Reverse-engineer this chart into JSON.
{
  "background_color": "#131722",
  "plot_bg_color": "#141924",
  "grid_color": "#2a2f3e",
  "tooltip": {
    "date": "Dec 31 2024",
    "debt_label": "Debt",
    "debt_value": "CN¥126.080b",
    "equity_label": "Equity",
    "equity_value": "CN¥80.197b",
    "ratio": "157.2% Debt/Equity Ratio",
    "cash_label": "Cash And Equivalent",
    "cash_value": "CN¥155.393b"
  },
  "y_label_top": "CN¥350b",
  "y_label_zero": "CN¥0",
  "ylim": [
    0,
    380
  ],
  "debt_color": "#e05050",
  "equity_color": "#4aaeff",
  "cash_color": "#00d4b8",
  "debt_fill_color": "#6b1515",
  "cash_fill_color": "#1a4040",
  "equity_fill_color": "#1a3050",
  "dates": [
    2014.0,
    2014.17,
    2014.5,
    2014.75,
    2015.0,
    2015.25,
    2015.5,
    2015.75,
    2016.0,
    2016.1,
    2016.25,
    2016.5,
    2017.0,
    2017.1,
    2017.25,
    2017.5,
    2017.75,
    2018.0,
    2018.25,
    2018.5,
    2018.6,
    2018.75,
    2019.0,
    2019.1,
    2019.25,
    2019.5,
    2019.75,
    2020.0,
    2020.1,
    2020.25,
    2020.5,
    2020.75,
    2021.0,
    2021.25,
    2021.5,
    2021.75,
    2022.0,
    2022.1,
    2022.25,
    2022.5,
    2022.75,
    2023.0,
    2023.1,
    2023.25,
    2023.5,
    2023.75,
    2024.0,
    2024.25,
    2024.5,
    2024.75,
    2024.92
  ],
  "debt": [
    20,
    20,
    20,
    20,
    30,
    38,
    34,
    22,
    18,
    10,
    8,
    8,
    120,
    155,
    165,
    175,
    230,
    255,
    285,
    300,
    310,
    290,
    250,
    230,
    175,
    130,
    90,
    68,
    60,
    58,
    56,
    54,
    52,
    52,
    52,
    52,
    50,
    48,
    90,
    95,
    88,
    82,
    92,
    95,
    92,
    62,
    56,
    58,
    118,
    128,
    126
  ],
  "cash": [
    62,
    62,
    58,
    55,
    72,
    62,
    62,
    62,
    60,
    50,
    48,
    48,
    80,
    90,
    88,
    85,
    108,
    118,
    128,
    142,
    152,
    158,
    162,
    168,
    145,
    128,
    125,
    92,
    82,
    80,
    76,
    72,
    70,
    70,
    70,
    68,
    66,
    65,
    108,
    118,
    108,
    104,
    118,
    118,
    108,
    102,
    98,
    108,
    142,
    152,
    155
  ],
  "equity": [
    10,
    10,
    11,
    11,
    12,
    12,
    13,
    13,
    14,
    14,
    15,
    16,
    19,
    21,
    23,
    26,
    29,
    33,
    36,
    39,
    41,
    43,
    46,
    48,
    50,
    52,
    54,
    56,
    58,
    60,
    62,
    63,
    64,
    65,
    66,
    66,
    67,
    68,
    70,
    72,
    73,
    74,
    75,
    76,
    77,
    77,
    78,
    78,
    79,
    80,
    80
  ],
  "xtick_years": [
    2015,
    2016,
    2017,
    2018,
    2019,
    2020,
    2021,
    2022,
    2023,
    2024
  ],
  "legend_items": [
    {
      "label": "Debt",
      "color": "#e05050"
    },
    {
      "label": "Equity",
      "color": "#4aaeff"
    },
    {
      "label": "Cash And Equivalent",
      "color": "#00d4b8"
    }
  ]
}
....................
**Exercise task**
Read through the data and copy every line where "Equivalent" shows up.

**Worked solution**
    "cash_label": "Cash And Equivalent",
      "label": "Cash And Equivalent",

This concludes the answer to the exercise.